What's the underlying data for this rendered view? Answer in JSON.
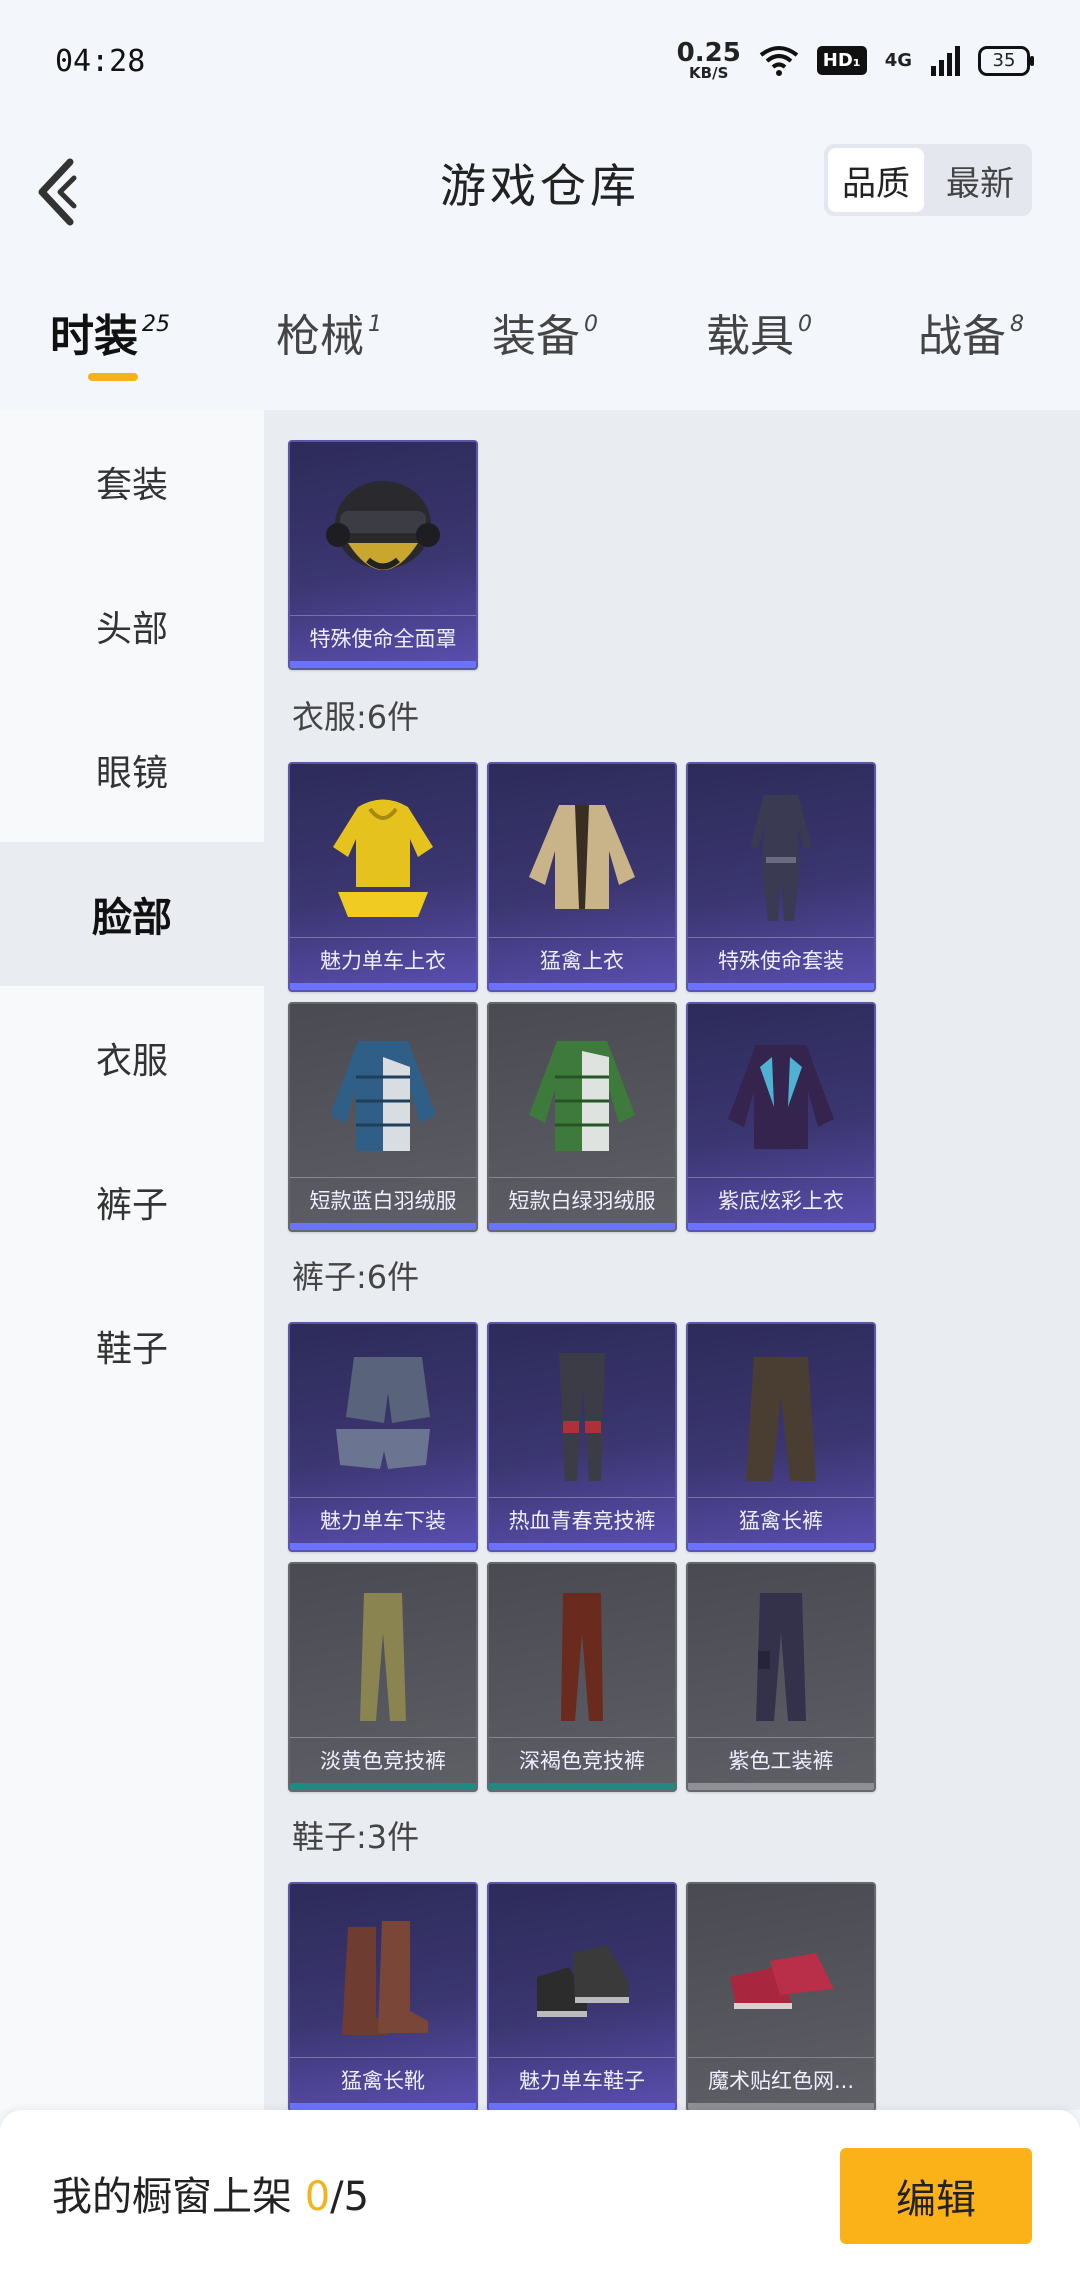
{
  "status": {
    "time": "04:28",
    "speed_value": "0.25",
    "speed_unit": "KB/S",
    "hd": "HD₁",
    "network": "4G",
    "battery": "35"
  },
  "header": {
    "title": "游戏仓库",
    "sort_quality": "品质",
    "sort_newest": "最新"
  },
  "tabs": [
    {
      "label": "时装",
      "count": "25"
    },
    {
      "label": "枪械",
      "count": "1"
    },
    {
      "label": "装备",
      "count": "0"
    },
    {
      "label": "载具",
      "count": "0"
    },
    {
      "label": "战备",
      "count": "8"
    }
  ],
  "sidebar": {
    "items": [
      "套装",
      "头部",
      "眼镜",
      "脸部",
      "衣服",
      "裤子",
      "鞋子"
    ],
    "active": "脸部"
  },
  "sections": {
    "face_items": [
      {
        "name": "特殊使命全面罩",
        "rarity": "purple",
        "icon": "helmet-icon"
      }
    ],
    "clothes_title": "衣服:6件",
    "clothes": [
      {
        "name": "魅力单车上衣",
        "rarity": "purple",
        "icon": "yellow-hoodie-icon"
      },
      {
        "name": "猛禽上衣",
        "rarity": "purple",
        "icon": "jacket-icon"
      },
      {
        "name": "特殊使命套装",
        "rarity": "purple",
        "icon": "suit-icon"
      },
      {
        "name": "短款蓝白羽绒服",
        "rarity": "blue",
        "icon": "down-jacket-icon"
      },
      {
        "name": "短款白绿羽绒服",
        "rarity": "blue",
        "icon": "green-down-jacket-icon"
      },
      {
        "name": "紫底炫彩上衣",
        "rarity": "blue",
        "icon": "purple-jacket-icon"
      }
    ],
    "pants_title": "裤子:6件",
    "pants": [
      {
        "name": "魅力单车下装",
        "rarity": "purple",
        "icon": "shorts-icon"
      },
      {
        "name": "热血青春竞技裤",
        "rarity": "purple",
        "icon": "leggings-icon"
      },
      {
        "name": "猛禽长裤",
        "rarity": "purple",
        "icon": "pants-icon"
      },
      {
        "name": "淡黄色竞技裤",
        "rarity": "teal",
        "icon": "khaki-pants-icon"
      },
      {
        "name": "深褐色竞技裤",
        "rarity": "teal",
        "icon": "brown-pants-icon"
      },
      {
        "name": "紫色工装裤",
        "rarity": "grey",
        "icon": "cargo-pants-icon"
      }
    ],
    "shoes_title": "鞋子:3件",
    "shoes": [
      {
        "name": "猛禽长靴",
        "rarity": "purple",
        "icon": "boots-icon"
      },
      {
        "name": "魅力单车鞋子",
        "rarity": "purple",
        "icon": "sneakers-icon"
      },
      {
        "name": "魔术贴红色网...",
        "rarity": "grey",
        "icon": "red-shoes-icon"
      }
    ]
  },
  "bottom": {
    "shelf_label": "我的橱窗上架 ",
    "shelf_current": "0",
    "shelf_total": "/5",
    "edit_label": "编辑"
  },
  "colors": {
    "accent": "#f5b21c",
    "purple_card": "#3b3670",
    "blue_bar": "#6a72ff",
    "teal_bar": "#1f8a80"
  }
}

★ ★ ★ ★

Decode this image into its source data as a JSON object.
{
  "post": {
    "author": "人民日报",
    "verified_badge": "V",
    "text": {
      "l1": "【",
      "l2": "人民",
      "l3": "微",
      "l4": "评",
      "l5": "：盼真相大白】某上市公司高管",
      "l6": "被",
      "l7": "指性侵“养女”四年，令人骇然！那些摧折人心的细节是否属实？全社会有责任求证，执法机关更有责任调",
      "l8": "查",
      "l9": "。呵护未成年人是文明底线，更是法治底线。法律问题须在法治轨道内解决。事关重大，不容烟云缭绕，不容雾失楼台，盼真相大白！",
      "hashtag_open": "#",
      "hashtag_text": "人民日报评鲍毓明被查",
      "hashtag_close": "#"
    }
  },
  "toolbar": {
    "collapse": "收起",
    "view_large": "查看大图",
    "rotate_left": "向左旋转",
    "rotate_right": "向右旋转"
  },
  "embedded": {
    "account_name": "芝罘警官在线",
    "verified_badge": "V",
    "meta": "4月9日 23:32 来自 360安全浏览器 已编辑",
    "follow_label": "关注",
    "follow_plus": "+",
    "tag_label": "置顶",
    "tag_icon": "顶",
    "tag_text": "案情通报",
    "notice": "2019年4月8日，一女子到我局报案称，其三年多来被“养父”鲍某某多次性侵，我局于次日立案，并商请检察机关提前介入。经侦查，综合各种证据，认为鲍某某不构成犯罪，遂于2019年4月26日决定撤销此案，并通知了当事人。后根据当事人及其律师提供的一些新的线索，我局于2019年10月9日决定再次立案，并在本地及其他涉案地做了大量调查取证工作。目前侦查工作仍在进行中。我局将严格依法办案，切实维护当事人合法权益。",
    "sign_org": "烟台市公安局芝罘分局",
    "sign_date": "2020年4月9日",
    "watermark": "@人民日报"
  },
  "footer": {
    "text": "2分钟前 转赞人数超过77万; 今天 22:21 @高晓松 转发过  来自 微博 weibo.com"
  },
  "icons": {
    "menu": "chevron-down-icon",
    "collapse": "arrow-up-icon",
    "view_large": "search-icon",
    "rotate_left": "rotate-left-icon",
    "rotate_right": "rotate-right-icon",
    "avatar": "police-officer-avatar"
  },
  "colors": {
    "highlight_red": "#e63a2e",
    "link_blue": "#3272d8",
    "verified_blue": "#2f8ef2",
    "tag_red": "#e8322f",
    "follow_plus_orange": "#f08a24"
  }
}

★ ★ ★ ★

Goal of the exercise: Which lines hold the word "data"? Copy all of them.

Worked answer:
What's the underlying data for this rendered view? Answer in JSON.
Decode this image into its source data as a JSON object.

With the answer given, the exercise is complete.